In the entries that follow, find the word "cũng" and report each line it is on.

--- Begin DATA LISTING ---

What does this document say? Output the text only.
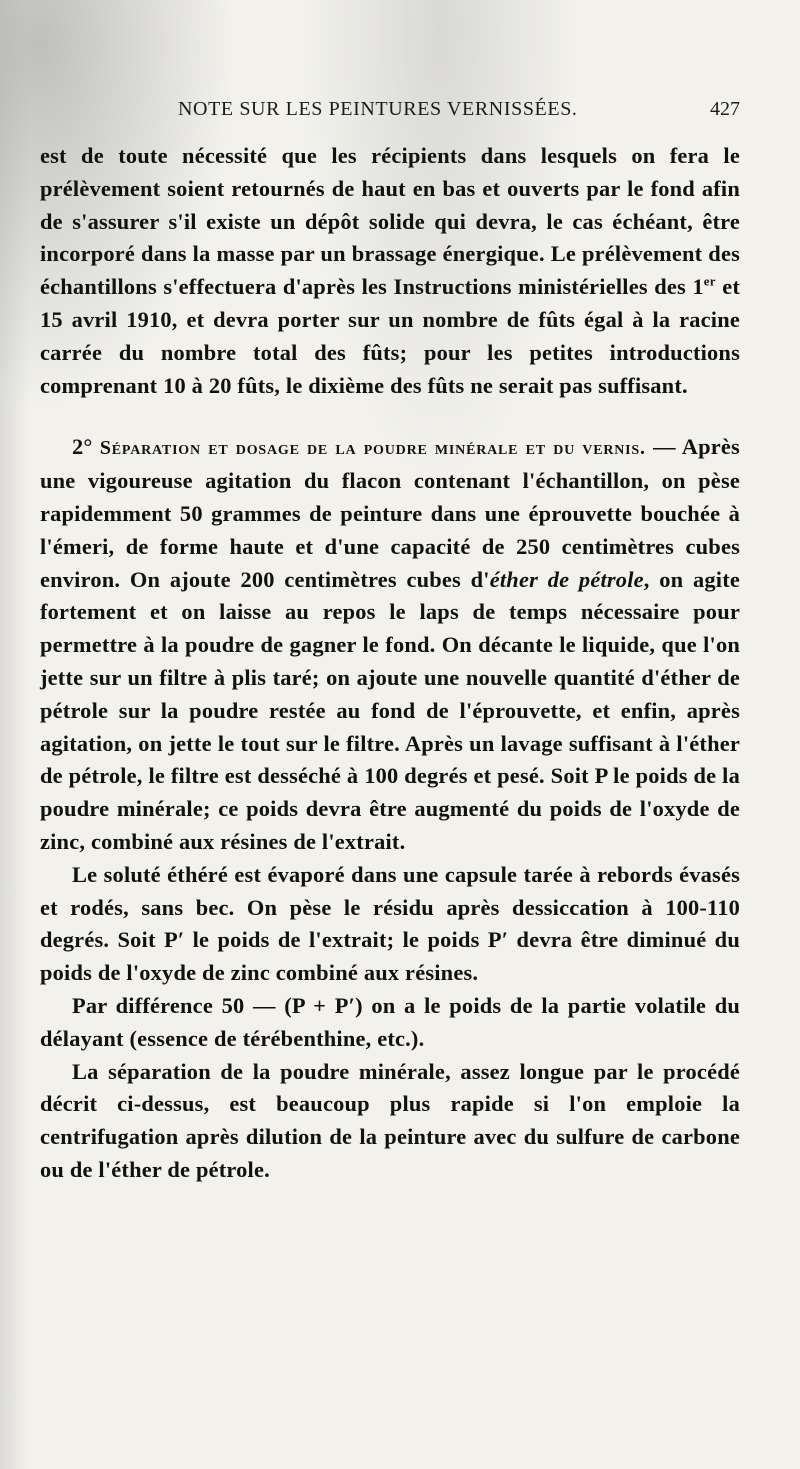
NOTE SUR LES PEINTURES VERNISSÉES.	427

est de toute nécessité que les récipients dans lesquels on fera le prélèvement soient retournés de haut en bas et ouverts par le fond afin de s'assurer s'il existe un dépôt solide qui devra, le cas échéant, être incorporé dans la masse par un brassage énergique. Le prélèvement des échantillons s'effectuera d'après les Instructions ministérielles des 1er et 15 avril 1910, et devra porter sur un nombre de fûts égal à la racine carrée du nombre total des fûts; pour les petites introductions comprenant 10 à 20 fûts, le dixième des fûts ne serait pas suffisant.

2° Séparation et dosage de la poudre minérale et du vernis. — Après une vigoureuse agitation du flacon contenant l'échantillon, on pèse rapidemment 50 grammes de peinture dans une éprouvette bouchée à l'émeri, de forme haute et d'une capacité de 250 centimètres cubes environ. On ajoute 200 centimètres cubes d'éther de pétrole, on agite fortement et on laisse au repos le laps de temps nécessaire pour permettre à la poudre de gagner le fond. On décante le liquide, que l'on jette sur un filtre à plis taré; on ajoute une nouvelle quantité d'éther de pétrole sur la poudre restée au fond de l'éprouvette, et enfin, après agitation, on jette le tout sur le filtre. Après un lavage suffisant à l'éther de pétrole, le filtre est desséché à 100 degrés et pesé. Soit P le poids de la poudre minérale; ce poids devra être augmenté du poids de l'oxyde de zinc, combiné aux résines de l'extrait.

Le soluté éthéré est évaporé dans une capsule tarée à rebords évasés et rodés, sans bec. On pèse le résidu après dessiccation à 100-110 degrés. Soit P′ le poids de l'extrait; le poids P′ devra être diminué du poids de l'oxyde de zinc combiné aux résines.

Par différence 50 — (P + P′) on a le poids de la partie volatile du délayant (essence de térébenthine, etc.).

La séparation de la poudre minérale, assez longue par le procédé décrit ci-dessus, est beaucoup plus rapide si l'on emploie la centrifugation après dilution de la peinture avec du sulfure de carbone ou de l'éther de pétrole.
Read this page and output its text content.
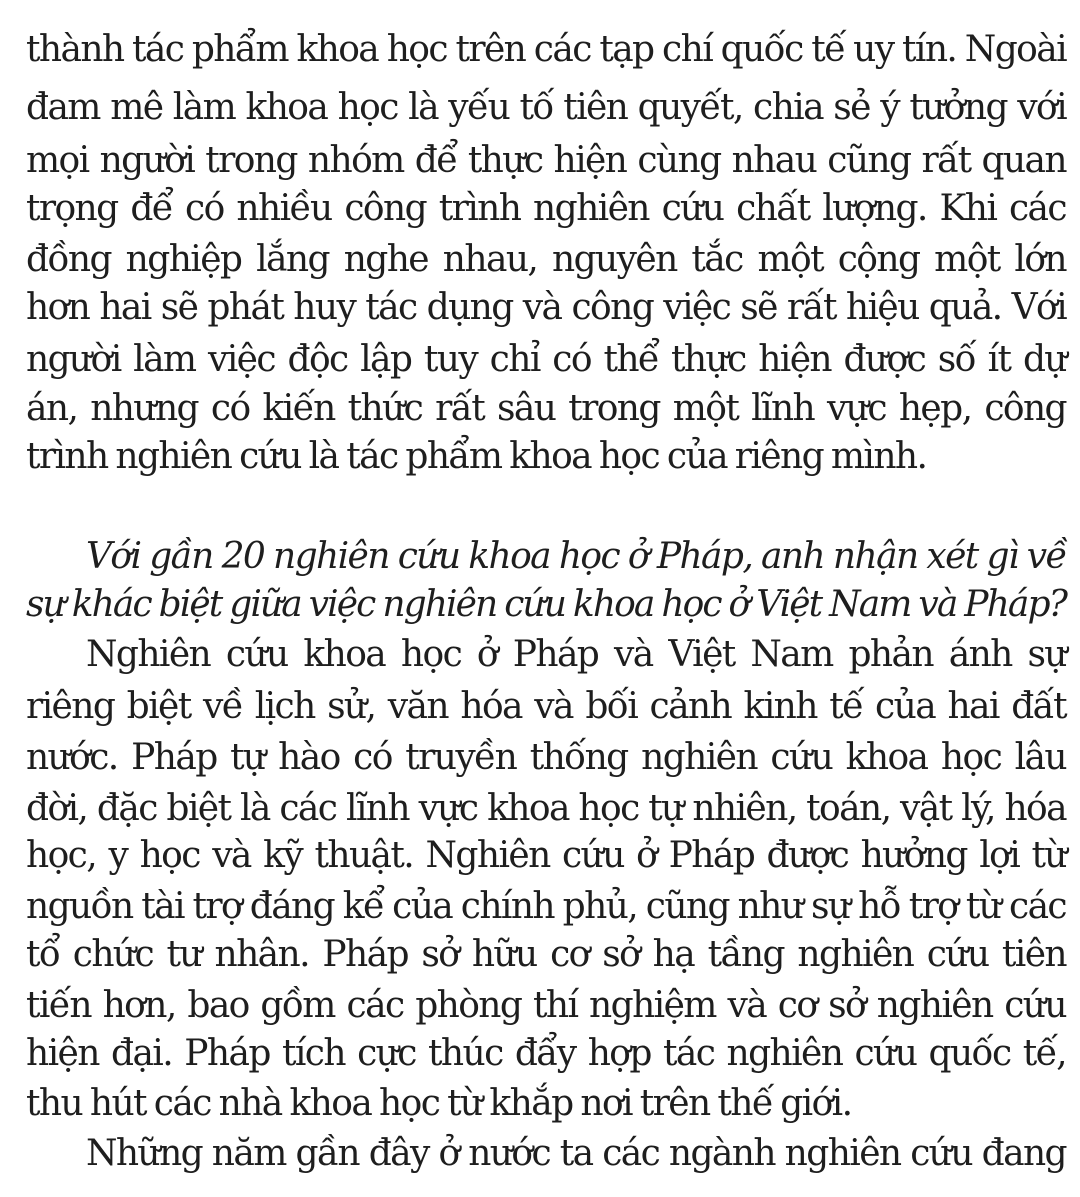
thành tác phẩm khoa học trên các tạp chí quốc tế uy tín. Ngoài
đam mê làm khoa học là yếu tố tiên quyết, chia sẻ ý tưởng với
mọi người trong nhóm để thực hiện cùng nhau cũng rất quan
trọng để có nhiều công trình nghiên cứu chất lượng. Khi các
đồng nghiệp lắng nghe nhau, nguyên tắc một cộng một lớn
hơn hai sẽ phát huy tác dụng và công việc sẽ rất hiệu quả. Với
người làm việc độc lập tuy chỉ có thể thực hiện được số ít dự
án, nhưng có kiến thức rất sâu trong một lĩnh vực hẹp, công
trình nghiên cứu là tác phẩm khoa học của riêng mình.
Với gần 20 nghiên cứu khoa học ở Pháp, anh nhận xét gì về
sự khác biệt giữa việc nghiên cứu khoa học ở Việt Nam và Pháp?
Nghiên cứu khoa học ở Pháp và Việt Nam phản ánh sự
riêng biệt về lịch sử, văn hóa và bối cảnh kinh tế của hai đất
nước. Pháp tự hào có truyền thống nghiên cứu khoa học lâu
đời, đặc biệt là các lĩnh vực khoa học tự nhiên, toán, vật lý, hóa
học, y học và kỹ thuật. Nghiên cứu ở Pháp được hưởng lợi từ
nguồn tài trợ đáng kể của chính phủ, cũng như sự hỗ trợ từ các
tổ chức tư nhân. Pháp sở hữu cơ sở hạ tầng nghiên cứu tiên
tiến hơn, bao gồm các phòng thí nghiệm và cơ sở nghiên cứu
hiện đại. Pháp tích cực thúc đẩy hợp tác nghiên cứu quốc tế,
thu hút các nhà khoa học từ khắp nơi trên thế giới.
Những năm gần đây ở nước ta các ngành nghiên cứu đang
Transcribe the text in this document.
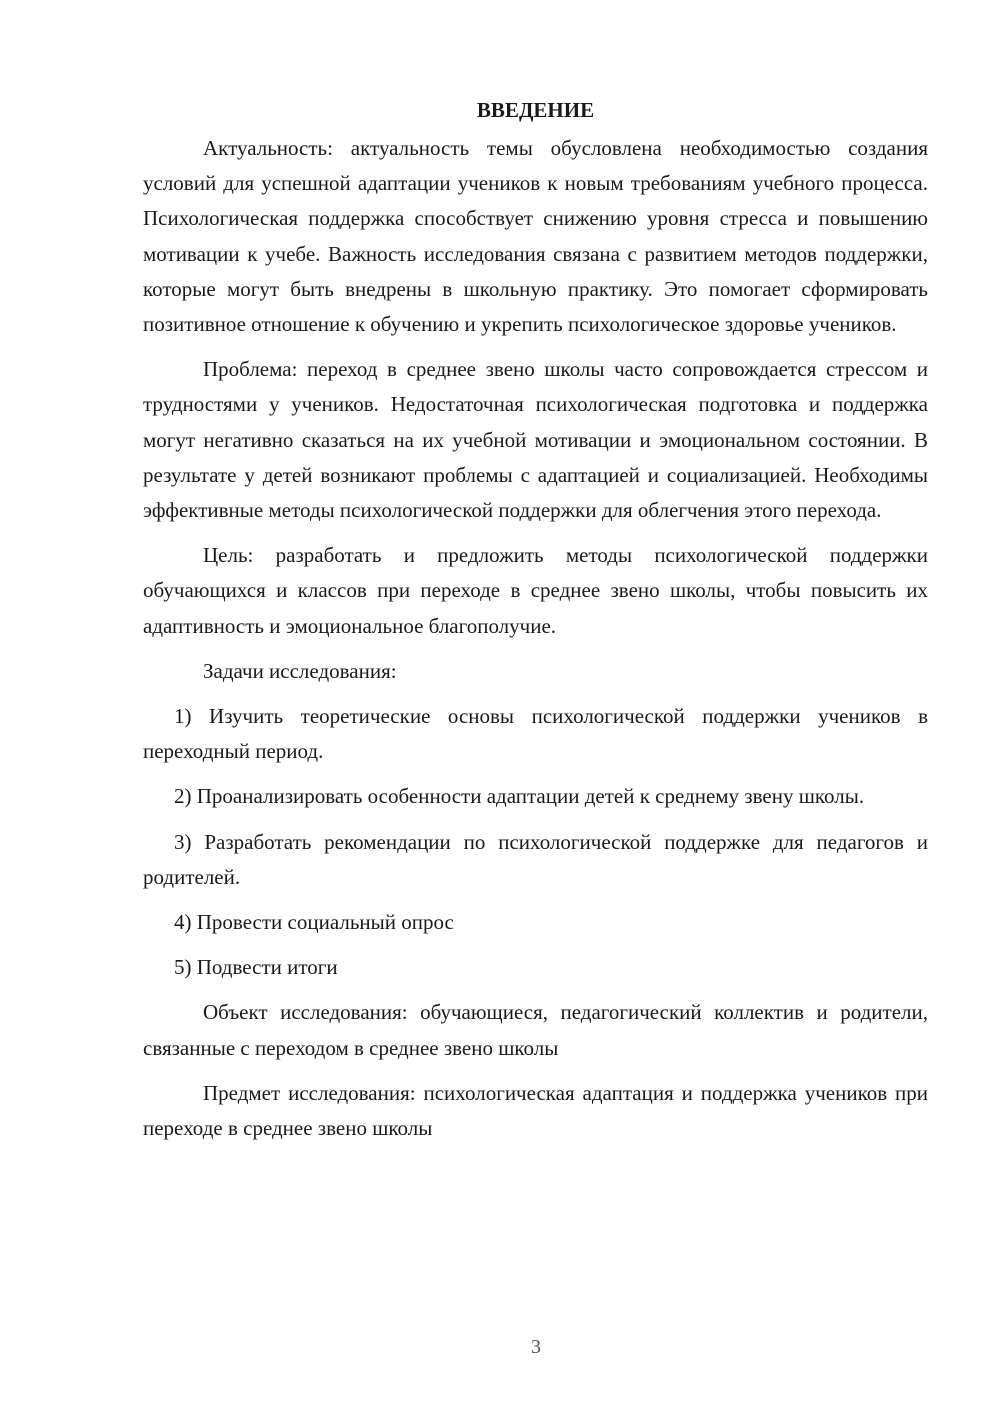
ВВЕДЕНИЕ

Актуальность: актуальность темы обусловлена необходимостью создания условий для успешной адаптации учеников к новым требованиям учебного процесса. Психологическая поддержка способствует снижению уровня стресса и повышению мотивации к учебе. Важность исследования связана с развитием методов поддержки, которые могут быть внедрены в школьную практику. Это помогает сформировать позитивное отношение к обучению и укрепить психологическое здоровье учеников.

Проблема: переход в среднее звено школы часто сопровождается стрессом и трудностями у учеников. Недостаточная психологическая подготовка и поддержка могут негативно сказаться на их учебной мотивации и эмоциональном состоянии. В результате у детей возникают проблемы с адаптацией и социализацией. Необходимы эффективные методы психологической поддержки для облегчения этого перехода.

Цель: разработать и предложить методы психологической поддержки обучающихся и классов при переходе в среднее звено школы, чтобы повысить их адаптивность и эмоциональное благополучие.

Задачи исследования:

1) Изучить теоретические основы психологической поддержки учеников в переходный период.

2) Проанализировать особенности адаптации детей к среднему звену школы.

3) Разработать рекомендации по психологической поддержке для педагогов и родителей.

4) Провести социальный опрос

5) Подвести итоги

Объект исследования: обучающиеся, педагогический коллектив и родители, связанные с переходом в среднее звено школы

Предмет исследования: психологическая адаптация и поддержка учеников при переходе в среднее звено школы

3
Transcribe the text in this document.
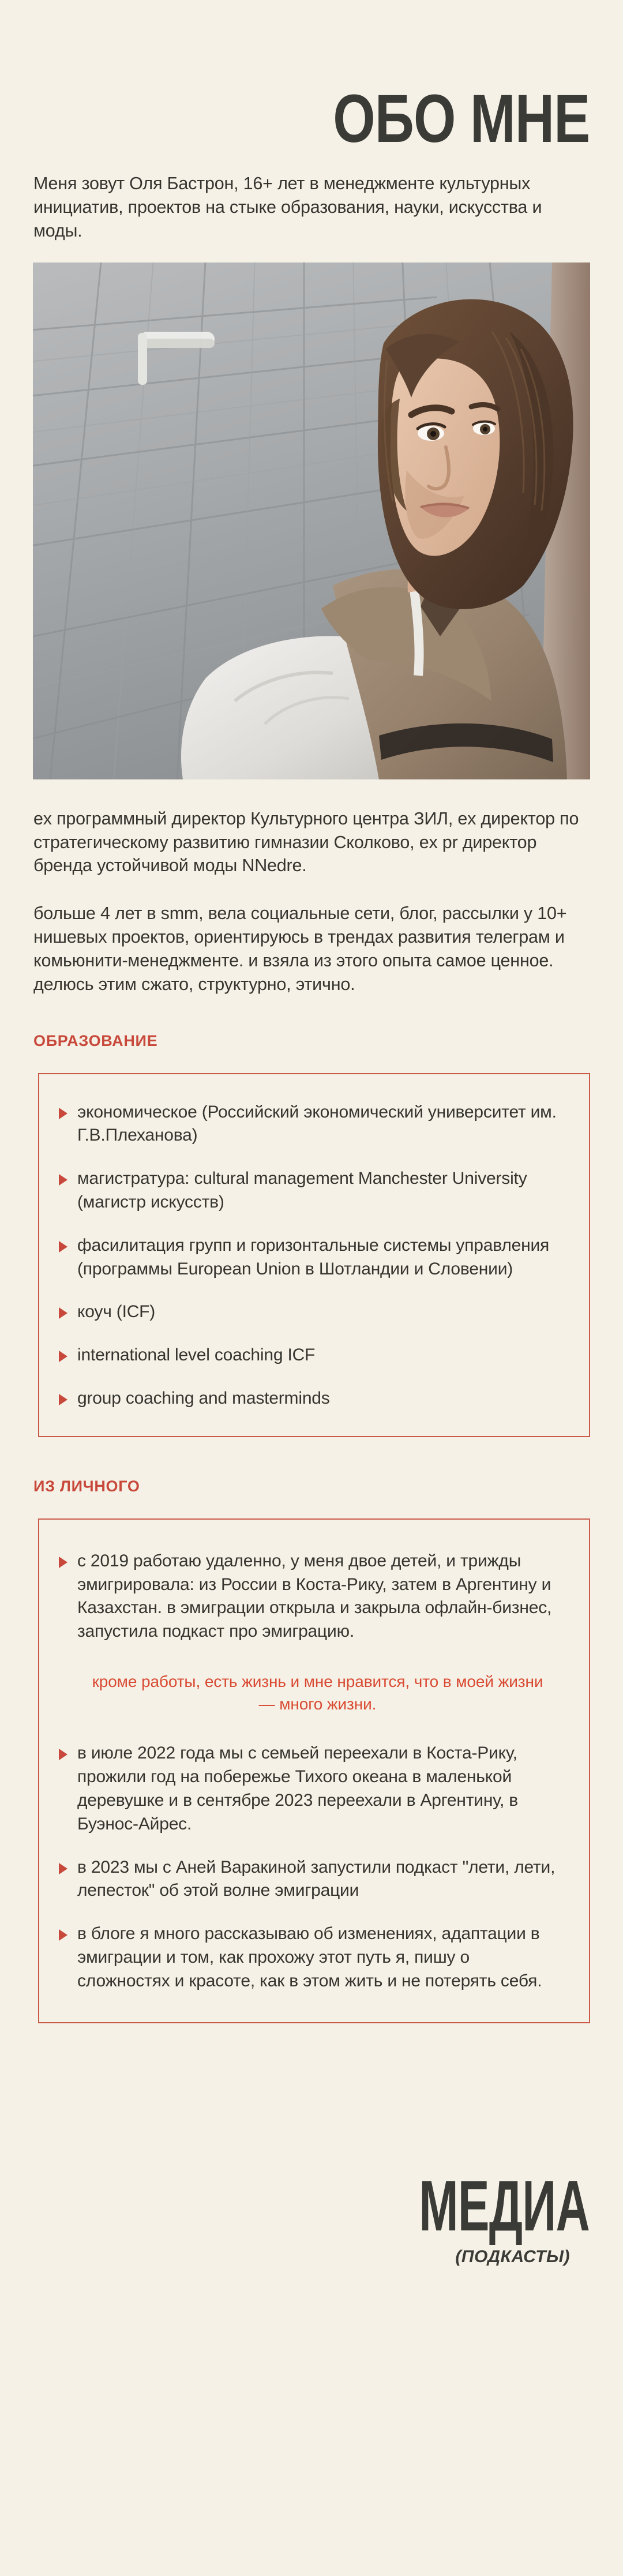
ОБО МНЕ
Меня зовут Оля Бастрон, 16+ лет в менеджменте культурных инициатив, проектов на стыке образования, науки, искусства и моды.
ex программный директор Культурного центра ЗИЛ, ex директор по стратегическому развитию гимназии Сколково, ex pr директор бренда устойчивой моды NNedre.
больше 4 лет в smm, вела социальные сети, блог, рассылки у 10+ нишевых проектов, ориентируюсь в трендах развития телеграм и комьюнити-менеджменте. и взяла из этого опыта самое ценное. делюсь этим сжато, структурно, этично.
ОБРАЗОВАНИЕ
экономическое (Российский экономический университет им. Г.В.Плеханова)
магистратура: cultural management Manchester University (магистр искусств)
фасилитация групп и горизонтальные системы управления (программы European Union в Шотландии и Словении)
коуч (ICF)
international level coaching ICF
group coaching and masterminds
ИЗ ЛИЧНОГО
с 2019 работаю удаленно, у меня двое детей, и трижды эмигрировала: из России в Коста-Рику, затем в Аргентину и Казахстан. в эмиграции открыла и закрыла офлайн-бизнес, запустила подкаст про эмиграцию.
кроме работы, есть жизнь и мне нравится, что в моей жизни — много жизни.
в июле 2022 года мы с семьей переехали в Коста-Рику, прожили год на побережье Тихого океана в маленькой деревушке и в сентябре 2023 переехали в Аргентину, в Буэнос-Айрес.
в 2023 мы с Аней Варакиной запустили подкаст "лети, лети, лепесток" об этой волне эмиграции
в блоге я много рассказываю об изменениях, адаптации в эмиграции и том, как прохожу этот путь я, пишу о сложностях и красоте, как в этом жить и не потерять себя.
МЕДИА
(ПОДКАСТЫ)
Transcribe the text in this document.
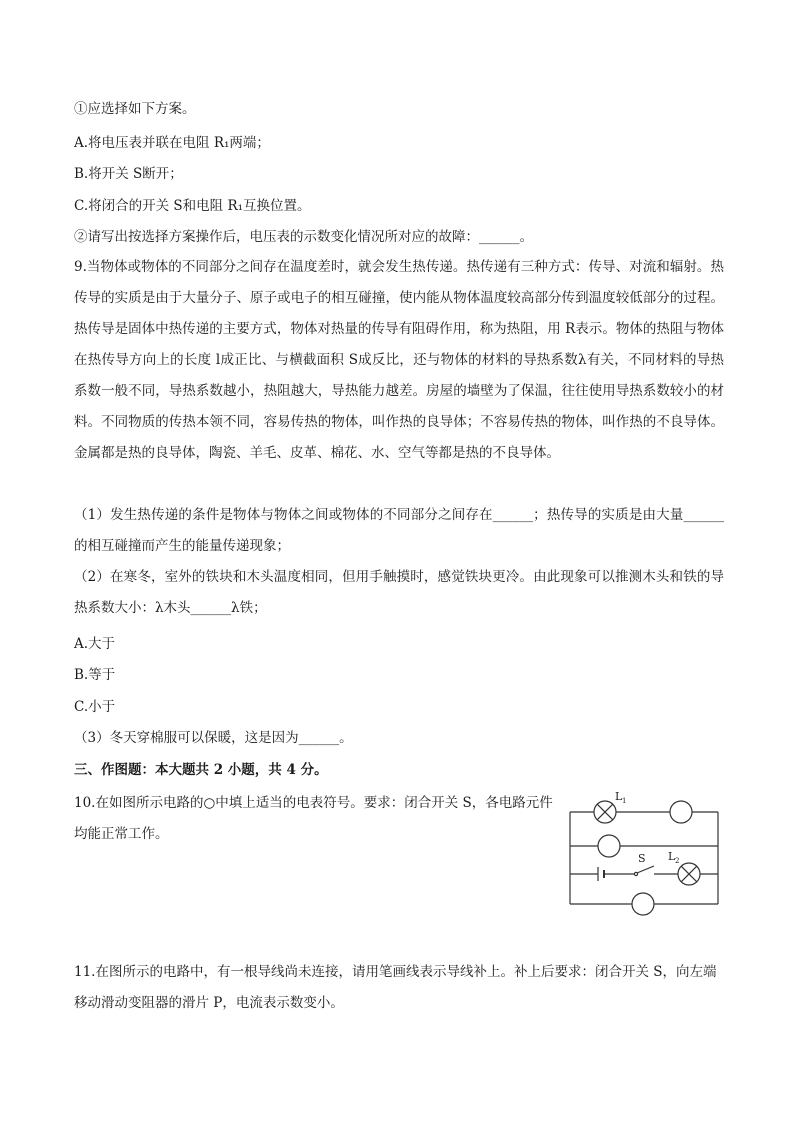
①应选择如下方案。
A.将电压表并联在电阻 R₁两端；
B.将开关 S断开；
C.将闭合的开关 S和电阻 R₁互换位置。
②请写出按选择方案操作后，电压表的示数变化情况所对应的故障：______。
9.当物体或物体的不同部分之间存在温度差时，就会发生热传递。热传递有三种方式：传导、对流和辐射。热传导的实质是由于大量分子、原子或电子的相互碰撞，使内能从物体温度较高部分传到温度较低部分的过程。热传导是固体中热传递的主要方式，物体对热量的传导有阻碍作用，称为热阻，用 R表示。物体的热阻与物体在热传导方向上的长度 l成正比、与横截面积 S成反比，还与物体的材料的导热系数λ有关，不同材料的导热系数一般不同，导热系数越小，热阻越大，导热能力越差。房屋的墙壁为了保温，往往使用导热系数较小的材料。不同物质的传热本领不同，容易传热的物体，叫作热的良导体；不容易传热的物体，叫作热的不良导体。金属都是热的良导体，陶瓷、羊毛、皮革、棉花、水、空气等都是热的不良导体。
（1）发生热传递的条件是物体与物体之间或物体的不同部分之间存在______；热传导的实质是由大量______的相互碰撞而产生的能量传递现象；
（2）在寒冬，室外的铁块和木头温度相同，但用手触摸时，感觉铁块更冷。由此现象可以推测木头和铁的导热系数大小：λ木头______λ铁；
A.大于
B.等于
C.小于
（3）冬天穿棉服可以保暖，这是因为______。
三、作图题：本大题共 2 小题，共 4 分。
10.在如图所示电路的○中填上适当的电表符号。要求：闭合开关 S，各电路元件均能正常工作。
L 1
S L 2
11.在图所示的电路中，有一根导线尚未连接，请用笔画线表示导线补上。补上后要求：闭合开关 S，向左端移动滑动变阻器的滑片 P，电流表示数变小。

--- End DATA LISTING ---

CORRECT RESPONSE
mọi người trong nhóm để thực hiện cùng nhau cũng rất quan
nguồn tài trợ đáng kể của chính phủ, cũng như sự hỗ trợ từ các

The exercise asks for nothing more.